*Written exercise*: Can the data below be set down again exactly, line for line?

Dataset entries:
=====

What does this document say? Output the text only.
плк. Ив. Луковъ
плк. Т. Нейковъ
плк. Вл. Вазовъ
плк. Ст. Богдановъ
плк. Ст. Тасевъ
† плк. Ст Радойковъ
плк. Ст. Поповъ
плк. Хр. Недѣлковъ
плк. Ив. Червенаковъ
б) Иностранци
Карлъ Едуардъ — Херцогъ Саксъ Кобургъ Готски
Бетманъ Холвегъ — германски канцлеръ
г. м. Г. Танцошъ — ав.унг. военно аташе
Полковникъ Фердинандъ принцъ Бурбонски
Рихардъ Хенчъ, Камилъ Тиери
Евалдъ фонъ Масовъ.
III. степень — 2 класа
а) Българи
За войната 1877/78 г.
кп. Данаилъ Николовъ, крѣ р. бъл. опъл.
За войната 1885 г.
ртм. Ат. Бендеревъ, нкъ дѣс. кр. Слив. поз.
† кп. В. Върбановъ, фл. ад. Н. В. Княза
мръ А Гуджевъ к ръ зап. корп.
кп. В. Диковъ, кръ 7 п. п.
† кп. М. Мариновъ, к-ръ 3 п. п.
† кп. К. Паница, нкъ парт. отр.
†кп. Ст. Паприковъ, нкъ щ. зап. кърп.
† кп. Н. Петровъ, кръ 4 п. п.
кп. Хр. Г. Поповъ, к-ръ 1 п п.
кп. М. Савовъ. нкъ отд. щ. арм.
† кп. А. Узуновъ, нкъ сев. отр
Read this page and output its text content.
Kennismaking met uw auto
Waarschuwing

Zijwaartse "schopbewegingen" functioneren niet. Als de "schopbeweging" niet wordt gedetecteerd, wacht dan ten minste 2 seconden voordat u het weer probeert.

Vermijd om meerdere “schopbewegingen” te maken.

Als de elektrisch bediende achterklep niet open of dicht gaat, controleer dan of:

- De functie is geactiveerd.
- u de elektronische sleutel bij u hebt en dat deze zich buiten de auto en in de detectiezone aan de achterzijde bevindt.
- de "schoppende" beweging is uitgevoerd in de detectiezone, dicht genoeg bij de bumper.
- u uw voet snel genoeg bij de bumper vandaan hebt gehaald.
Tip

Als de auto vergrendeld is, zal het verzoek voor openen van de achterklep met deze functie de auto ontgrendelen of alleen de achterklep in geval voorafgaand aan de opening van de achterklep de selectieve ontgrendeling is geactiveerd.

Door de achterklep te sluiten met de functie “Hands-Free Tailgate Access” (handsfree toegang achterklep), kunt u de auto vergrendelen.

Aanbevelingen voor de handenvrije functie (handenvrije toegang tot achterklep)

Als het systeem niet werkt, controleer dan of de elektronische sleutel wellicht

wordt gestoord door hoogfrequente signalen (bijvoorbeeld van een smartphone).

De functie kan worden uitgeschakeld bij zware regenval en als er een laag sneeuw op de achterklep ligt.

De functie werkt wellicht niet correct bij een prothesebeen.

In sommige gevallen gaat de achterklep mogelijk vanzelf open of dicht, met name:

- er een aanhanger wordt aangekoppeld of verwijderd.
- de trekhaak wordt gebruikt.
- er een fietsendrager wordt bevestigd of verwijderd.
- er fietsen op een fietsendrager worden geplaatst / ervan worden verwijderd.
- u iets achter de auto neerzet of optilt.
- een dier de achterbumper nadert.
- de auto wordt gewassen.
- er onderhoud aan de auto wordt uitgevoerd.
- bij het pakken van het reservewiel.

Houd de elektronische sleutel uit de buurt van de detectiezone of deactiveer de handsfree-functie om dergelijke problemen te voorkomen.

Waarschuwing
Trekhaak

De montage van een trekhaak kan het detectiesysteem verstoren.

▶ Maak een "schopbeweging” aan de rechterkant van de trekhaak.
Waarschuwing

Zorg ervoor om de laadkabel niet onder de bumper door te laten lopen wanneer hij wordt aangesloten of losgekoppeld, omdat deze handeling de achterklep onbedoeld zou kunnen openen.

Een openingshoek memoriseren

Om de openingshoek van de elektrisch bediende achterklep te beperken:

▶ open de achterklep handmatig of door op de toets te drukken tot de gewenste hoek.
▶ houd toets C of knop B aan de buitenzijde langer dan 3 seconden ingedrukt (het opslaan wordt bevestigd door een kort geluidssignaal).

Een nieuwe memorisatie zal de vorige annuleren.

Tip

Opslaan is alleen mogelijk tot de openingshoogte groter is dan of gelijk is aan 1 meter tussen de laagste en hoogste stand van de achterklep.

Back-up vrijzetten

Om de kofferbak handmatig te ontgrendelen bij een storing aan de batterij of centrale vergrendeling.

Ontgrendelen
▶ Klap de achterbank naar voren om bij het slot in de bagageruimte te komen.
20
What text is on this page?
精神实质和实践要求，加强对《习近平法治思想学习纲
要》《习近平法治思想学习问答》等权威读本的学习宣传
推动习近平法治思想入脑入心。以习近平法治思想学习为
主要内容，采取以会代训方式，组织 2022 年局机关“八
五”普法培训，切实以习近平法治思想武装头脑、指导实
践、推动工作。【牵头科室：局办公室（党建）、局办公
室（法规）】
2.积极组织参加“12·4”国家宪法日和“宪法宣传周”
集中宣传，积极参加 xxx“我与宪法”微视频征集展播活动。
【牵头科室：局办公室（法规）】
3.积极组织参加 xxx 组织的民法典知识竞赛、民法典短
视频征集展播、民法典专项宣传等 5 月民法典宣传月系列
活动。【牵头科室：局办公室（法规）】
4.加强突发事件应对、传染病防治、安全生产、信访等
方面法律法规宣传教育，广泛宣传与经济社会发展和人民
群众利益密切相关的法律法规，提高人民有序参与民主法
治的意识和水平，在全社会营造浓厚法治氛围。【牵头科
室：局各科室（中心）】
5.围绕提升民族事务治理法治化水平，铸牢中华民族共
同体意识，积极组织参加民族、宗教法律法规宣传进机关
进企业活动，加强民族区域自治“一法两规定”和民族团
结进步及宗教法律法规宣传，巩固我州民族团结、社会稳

=====

*Result of this exercise*:
What does this document say? Output the text only.
плк. Ив. Луковъ
плк. Т. Нейковъ
плк. Вл. Вазовъ
плк. Ст. Богдановъ
плк. Ст. Тасевъ
† плк. Ст Радойковъ
плк. Ст. Поповъ
плк. Хр. Недѣлковъ
плк. Ив. Червенаковъ
б) Иностранци
Карлъ Едуардъ — Херцогъ Саксъ Кобургъ Готски
Бетманъ Холвегъ — германски канцлеръ
г. м. Г. Танцошъ — ав.унг. военно аташе
Полковникъ Фердинандъ принцъ Бурбонски
Рихардъ Хенчъ, Камилъ Тиери
Евалдъ фонъ Масовъ.
III. степень — 2 класа
а) Българи
За войната 1877/78 г.
кп. Данаилъ Николовъ, крѣ р. бъл. опъл.
За войната 1885 г.
ртм. Ат. Бендеревъ, нкъ дѣс. кр. Слив. поз.
† кп. В. Върбановъ, фл. ад. Н. В. Княза
мръ А Гуджевъ к ръ зап. корп.
кп. В. Диковъ, кръ 7 п. п.
† кп. М. Мариновъ, к-ръ 3 п. п.
† кп. К. Паница, нкъ парт. отр.
†кп. Ст. Паприковъ, нкъ щ. зап. кърп.
† кп. Н. Петровъ, кръ 4 п. п.
кп. Хр. Г. Поповъ, к-ръ 1 п п.
кп. М. Савовъ. нкъ отд. щ. арм.
† кп. А. Узуновъ, нкъ сев. отр
Read this page and output its text content.
Kennismaking met uw auto
Waarschuwing

Zijwaartse "schopbewegingen" functioneren niet. Als de "schopbeweging" niet wordt gedetecteerd, wacht dan ten minste 2 seconden voordat u het weer probeert.

Vermijd om meerdere “schopbewegingen” te maken.

Als de elektrisch bediende achterklep niet open of dicht gaat, controleer dan of:

- De functie is geactiveerd.
- u de elektronische sleutel bij u hebt en dat deze zich buiten de auto en in de detectiezone aan de achterzijde bevindt.
- de "schoppende" beweging is uitgevoerd in de detectiezone, dicht genoeg bij de bumper.
- u uw voet snel genoeg bij de bumper vandaan hebt gehaald.
Tip

Als de auto vergrendeld is, zal het verzoek voor openen van de achterklep met deze functie de auto ontgrendelen of alleen de achterklep in geval voorafgaand aan de opening van de achterklep de selectieve ontgrendeling is geactiveerd.

Door de achterklep te sluiten met de functie “Hands-Free Tailgate Access” (handsfree toegang achterklep), kunt u de auto vergrendelen.

Aanbevelingen voor de handenvrije functie (handenvrije toegang tot achterklep)

Als het systeem niet werkt, controleer dan of de elektronische sleutel wellicht

wordt gestoord door hoogfrequente signalen (bijvoorbeeld van een smartphone).

De functie kan worden uitgeschakeld bij zware regenval en als er een laag sneeuw op de achterklep ligt.

De functie werkt wellicht niet correct bij een prothesebeen.

In sommige gevallen gaat de achterklep mogelijk vanzelf open of dicht, met name:

- er een aanhanger wordt aangekoppeld of verwijderd.
- de trekhaak wordt gebruikt.
- er een fietsendrager wordt bevestigd of verwijderd.
- er fietsen op een fietsendrager worden geplaatst / ervan worden verwijderd.
- u iets achter de auto neerzet of optilt.
- een dier de achterbumper nadert.
- de auto wordt gewassen.
- er onderhoud aan de auto wordt uitgevoerd.
- bij het pakken van het reservewiel.

Houd de elektronische sleutel uit de buurt van de detectiezone of deactiveer de handsfree-functie om dergelijke problemen te voorkomen.

Waarschuwing
Trekhaak

De montage van een trekhaak kan het detectiesysteem verstoren.

▶ Maak een "schopbeweging” aan de rechterkant van de trekhaak.
Waarschuwing

Zorg ervoor om de laadkabel niet onder de bumper door te laten lopen wanneer hij wordt aangesloten of losgekoppeld, omdat deze handeling de achterklep onbedoeld zou kunnen openen.

Een openingshoek memoriseren

Om de openingshoek van de elektrisch bediende achterklep te beperken:

▶ open de achterklep handmatig of door op de toets te drukken tot de gewenste hoek.
▶ houd toets C of knop B aan de buitenzijde langer dan 3 seconden ingedrukt (het opslaan wordt bevestigd door een kort geluidssignaal).

Een nieuwe memorisatie zal de vorige annuleren.

Tip

Opslaan is alleen mogelijk tot de openingshoogte groter is dan of gelijk is aan 1 meter tussen de laagste en hoogste stand van de achterklep.

Back-up vrijzetten

Om de kofferbak handmatig te ontgrendelen bij een storing aan de batterij of centrale vergrendeling.

Ontgrendelen
▶ Klap de achterbank naar voren om bij het slot in de bagageruimte te komen.
20
What text is on this page?
精神实质和实践要求，加强对《习近平法治思想学习纲
要》《习近平法治思想学习问答》等权威读本的学习宣传
推动习近平法治思想入脑入心。以习近平法治思想学习为
主要内容，采取以会代训方式，组织 2022 年局机关“八
五”普法培训，切实以习近平法治思想武装头脑、指导实
践、推动工作。【牵头科室：局办公室（党建）、局办公
室（法规）】
2.积极组织参加“12·4”国家宪法日和“宪法宣传周”
集中宣传，积极参加 xxx“我与宪法”微视频征集展播活动。
【牵头科室：局办公室（法规）】
3.积极组织参加 xxx 组织的民法典知识竞赛、民法典短
视频征集展播、民法典专项宣传等 5 月民法典宣传月系列
活动。【牵头科室：局办公室（法规）】
4.加强突发事件应对、传染病防治、安全生产、信访等
方面法律法规宣传教育，广泛宣传与经济社会发展和人民
群众利益密切相关的法律法规，提高人民有序参与民主法
治的意识和水平，在全社会营造浓厚法治氛围。【牵头科
室：局各科室（中心）】
5.围绕提升民族事务治理法治化水平，铸牢中华民族共
同体意识，积极组织参加民族、宗教法律法规宣传进机关
进企业活动，加强民族区域自治“一法两规定”和民族团
结进步及宗教法律法规宣传，巩固我州民族团结、社会稳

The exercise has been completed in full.